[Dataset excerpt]
● ● ● ● ● ● ●

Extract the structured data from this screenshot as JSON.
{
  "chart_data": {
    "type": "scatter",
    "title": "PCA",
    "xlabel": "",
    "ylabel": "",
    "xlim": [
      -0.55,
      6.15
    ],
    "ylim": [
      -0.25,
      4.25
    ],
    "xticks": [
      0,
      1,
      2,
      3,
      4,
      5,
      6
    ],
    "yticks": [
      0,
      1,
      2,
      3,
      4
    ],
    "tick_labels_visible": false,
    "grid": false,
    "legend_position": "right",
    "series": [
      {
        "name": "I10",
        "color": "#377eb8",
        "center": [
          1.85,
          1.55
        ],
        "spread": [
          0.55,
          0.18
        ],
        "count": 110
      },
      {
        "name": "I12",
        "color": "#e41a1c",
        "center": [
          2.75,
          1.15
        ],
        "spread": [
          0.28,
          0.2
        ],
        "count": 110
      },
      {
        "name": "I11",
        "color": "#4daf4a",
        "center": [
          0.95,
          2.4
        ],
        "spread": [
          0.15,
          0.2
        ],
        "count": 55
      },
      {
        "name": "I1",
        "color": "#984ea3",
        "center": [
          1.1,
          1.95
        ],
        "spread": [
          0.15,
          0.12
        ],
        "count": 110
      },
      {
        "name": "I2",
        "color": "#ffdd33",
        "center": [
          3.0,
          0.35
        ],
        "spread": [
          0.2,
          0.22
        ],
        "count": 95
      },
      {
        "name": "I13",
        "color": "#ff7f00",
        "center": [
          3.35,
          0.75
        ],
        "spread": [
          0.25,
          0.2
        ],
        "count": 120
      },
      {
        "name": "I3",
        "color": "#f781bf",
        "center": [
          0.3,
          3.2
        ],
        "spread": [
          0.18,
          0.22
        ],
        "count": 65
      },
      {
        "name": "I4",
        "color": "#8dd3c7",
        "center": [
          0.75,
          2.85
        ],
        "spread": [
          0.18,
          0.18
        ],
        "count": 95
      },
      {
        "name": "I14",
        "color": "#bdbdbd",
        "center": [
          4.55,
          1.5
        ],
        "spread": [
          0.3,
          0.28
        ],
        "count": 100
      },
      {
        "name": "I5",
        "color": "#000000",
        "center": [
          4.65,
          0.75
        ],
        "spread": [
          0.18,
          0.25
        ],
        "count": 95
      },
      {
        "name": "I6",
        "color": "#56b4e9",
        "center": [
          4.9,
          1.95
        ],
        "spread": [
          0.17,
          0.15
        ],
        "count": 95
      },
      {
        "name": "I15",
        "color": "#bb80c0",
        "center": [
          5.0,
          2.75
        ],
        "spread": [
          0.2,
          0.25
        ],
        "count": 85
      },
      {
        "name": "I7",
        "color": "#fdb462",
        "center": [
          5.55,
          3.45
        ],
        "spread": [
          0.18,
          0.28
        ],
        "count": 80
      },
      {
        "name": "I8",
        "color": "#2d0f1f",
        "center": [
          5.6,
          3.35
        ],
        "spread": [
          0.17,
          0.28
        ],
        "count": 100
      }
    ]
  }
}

● ● ● ● ● ● ●

> **GIVEN EXERCISE**
Copy each line of the records above that carries the word "false".

> **RESPONSE TO THE EXERCISE**
    "tick_labels_visible": false,
    "grid": false,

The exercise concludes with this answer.